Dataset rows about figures
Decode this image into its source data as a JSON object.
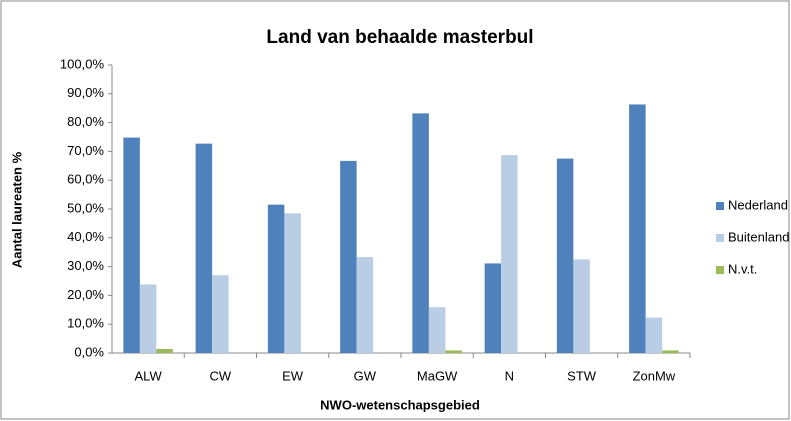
{
  "chart_data": {
    "type": "bar",
    "title": "Land van behaalde masterbul",
    "x_label": "NWO-wetenschapsgebied",
    "y_label": "Aantal laureaten %",
    "categories": [
      "ALW",
      "CW",
      "EW",
      "GW",
      "MaGW",
      "N",
      "STW",
      "ZonMw"
    ],
    "series": [
      {
        "name": "Nederland",
        "color": "#4f81bd",
        "values": [
          74.8,
          72.7,
          51.5,
          66.7,
          83.2,
          31.1,
          67.5,
          86.3
        ]
      },
      {
        "name": "Buitenland",
        "color": "#b9cde5",
        "values": [
          23.8,
          27.0,
          48.5,
          33.3,
          15.9,
          68.7,
          32.5,
          12.3
        ]
      },
      {
        "name": "N.v.t.",
        "color": "#9bbb59",
        "values": [
          1.4,
          0,
          0,
          0,
          0.9,
          0,
          0,
          0.9
        ]
      }
    ],
    "ylim": [
      0,
      100
    ],
    "yticks": [
      {
        "value": 0,
        "label": "0,0%"
      },
      {
        "value": 10,
        "label": "10,0%"
      },
      {
        "value": 20,
        "label": "20,0%"
      },
      {
        "value": 30,
        "label": "30,0%"
      },
      {
        "value": 40,
        "label": "40,0%"
      },
      {
        "value": 50,
        "label": "50,0%"
      },
      {
        "value": 60,
        "label": "60,0%"
      },
      {
        "value": 70,
        "label": "70,0%"
      },
      {
        "value": 80,
        "label": "80,0%"
      },
      {
        "value": 90,
        "label": "90,0%"
      },
      {
        "value": 100,
        "label": "100,0%"
      }
    ],
    "grid": false,
    "legend": "right"
  }
}
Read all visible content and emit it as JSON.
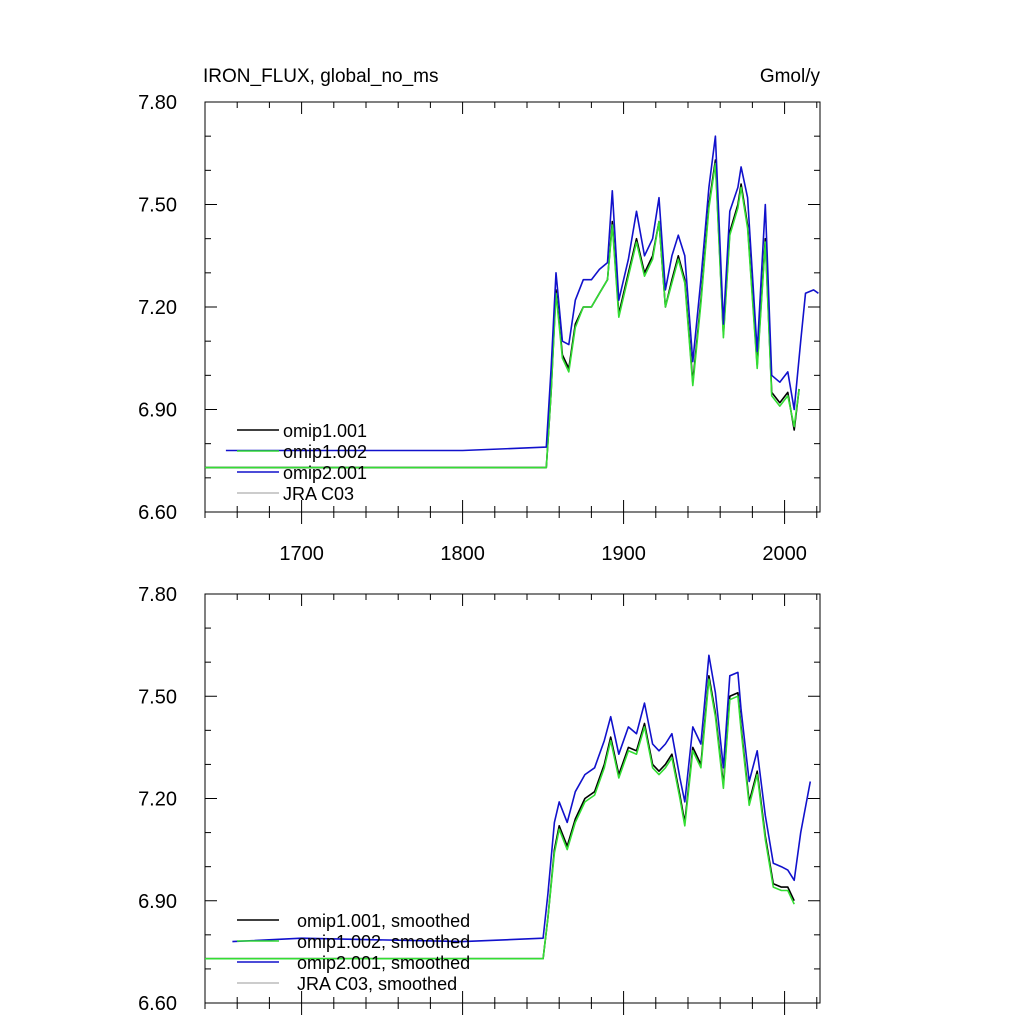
{
  "chart_data": [
    {
      "type": "line",
      "title": "IRON_FLUX, global_no_ms",
      "units": "Gmol/y",
      "xlim": [
        1640,
        2022
      ],
      "ylim": [
        6.6,
        7.8
      ],
      "xticks": [
        1700,
        1800,
        1900,
        2000
      ],
      "xtick_labels": [
        "1700",
        "1800",
        "1900",
        "2000"
      ],
      "yticks": [
        6.6,
        6.9,
        7.2,
        7.5,
        7.8
      ],
      "ytick_labels": [
        "6.60",
        "6.90",
        "7.20",
        "7.50",
        "7.80"
      ],
      "grid": false,
      "legend_position": "bottom-left",
      "series": [
        {
          "name": "omip1.001",
          "color": "#000000",
          "x": [
            1640,
            1700,
            1800,
            1852,
            1855,
            1858,
            1862,
            1866,
            1870,
            1875,
            1880,
            1885,
            1890,
            1893,
            1897,
            1903,
            1908,
            1913,
            1918,
            1922,
            1926,
            1930,
            1934,
            1938,
            1943,
            1948,
            1953,
            1957,
            1962,
            1966,
            1971,
            1973,
            1977,
            1983,
            1988,
            1992,
            1997,
            2002,
            2006,
            2009
          ],
          "y": [
            6.73,
            6.73,
            6.73,
            6.73,
            6.95,
            7.25,
            7.06,
            7.02,
            7.15,
            7.2,
            7.2,
            7.24,
            7.28,
            7.45,
            7.18,
            7.3,
            7.4,
            7.3,
            7.35,
            7.45,
            7.2,
            7.28,
            7.35,
            7.28,
            6.98,
            7.22,
            7.5,
            7.63,
            7.12,
            7.42,
            7.5,
            7.56,
            7.44,
            7.03,
            7.4,
            6.95,
            6.92,
            6.95,
            6.84,
            6.96
          ]
        },
        {
          "name": "omip1.002",
          "color": "#33dd33",
          "x": [
            1640,
            1700,
            1800,
            1852,
            1855,
            1858,
            1862,
            1866,
            1870,
            1875,
            1880,
            1885,
            1890,
            1893,
            1897,
            1903,
            1908,
            1913,
            1918,
            1922,
            1926,
            1930,
            1934,
            1938,
            1943,
            1948,
            1953,
            1957,
            1962,
            1966,
            1971,
            1973,
            1977,
            1983,
            1988,
            1992,
            1997,
            2002,
            2006,
            2009
          ],
          "y": [
            6.73,
            6.73,
            6.73,
            6.73,
            6.95,
            7.24,
            7.05,
            7.01,
            7.14,
            7.2,
            7.2,
            7.24,
            7.28,
            7.44,
            7.17,
            7.29,
            7.39,
            7.29,
            7.34,
            7.45,
            7.2,
            7.27,
            7.34,
            7.27,
            6.97,
            7.21,
            7.49,
            7.62,
            7.11,
            7.41,
            7.49,
            7.55,
            7.43,
            7.02,
            7.39,
            6.94,
            6.91,
            6.94,
            6.85,
            6.96
          ]
        },
        {
          "name": "omip2.001",
          "color": "#1111cc",
          "x": [
            1653,
            1700,
            1800,
            1852,
            1855,
            1858,
            1862,
            1866,
            1870,
            1875,
            1880,
            1885,
            1890,
            1893,
            1897,
            1903,
            1908,
            1913,
            1918,
            1922,
            1926,
            1930,
            1934,
            1938,
            1943,
            1948,
            1953,
            1957,
            1962,
            1966,
            1971,
            1973,
            1977,
            1983,
            1988,
            1992,
            1997,
            2002,
            2006,
            2010,
            2013,
            2018,
            2021
          ],
          "y": [
            6.78,
            6.78,
            6.78,
            6.79,
            7.02,
            7.3,
            7.1,
            7.09,
            7.22,
            7.28,
            7.28,
            7.31,
            7.33,
            7.54,
            7.22,
            7.34,
            7.48,
            7.35,
            7.4,
            7.52,
            7.25,
            7.35,
            7.41,
            7.35,
            7.04,
            7.28,
            7.55,
            7.7,
            7.15,
            7.48,
            7.55,
            7.61,
            7.52,
            7.07,
            7.5,
            7.0,
            6.98,
            7.01,
            6.9,
            7.1,
            7.24,
            7.25,
            7.24
          ]
        },
        {
          "name": "JRA C03",
          "color": "#bbbbbb",
          "x": [],
          "y": []
        }
      ]
    },
    {
      "type": "line",
      "title": "",
      "xlim": [
        1640,
        2022
      ],
      "ylim": [
        6.6,
        7.8
      ],
      "yticks": [
        6.6,
        6.9,
        7.2,
        7.5,
        7.8
      ],
      "ytick_labels": [
        "6.60",
        "6.90",
        "7.20",
        "7.50",
        "7.80"
      ],
      "grid": false,
      "legend_position": "bottom-left",
      "series": [
        {
          "name": "omip1.001, smoothed",
          "color": "#000000",
          "x": [
            1640,
            1700,
            1800,
            1850,
            1853,
            1857,
            1860,
            1865,
            1870,
            1876,
            1882,
            1888,
            1892,
            1897,
            1903,
            1908,
            1913,
            1918,
            1922,
            1926,
            1930,
            1935,
            1938,
            1943,
            1948,
            1953,
            1957,
            1962,
            1966,
            1971,
            1973,
            1978,
            1983,
            1988,
            1993,
            1998,
            2002,
            2006
          ],
          "y": [
            6.73,
            6.73,
            6.73,
            6.73,
            6.85,
            7.05,
            7.12,
            7.06,
            7.14,
            7.2,
            7.22,
            7.3,
            7.38,
            7.27,
            7.35,
            7.34,
            7.42,
            7.3,
            7.28,
            7.3,
            7.33,
            7.21,
            7.13,
            7.35,
            7.3,
            7.56,
            7.45,
            7.24,
            7.5,
            7.51,
            7.41,
            7.19,
            7.28,
            7.09,
            6.95,
            6.94,
            6.94,
            6.9
          ]
        },
        {
          "name": "omip1.002, smoothed",
          "color": "#33dd33",
          "x": [
            1640,
            1700,
            1800,
            1850,
            1853,
            1857,
            1860,
            1865,
            1870,
            1876,
            1882,
            1888,
            1892,
            1897,
            1903,
            1908,
            1913,
            1918,
            1922,
            1926,
            1930,
            1935,
            1938,
            1943,
            1948,
            1953,
            1957,
            1962,
            1966,
            1971,
            1973,
            1978,
            1983,
            1988,
            1993,
            1998,
            2002,
            2006
          ],
          "y": [
            6.73,
            6.73,
            6.73,
            6.73,
            6.85,
            7.04,
            7.11,
            7.05,
            7.13,
            7.19,
            7.21,
            7.29,
            7.37,
            7.26,
            7.34,
            7.33,
            7.41,
            7.29,
            7.27,
            7.29,
            7.32,
            7.2,
            7.12,
            7.34,
            7.29,
            7.55,
            7.44,
            7.23,
            7.49,
            7.5,
            7.4,
            7.18,
            7.27,
            7.08,
            6.94,
            6.93,
            6.93,
            6.89
          ]
        },
        {
          "name": "omip2.001, smoothed",
          "color": "#1111cc",
          "x": [
            1657,
            1700,
            1800,
            1850,
            1853,
            1857,
            1860,
            1865,
            1870,
            1876,
            1882,
            1888,
            1892,
            1897,
            1903,
            1908,
            1913,
            1918,
            1922,
            1926,
            1930,
            1935,
            1938,
            1943,
            1948,
            1953,
            1957,
            1962,
            1966,
            1971,
            1973,
            1978,
            1983,
            1988,
            1993,
            1998,
            2002,
            2006,
            2010,
            2016
          ],
          "y": [
            6.78,
            6.79,
            6.78,
            6.79,
            6.92,
            7.13,
            7.19,
            7.13,
            7.22,
            7.27,
            7.29,
            7.37,
            7.44,
            7.33,
            7.41,
            7.39,
            7.48,
            7.36,
            7.34,
            7.36,
            7.39,
            7.26,
            7.19,
            7.41,
            7.36,
            7.62,
            7.51,
            7.29,
            7.56,
            7.57,
            7.46,
            7.25,
            7.34,
            7.15,
            7.01,
            7.0,
            6.99,
            6.96,
            7.1,
            7.25
          ]
        },
        {
          "name": "JRA C03, smoothed",
          "color": "#bbbbbb",
          "x": [],
          "y": []
        }
      ]
    }
  ]
}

■ **Directions**:
Where does the word "name" appear? Return each line that holds it.

■ **Output for this exercise**:
        "name": "Nederland",
        "name": "Buitenland",
        "name": "N.v.t.",
          "name": "omip1.001",
          "name": "omip1.002",
          "name": "omip2.001",
          "name": "JRA C03",
          "name": "omip1.001, smoothed",
          "name": "omip1.002, smoothed",
          "name": "omip2.001, smoothed",
          "name": "JRA C03, smoothed",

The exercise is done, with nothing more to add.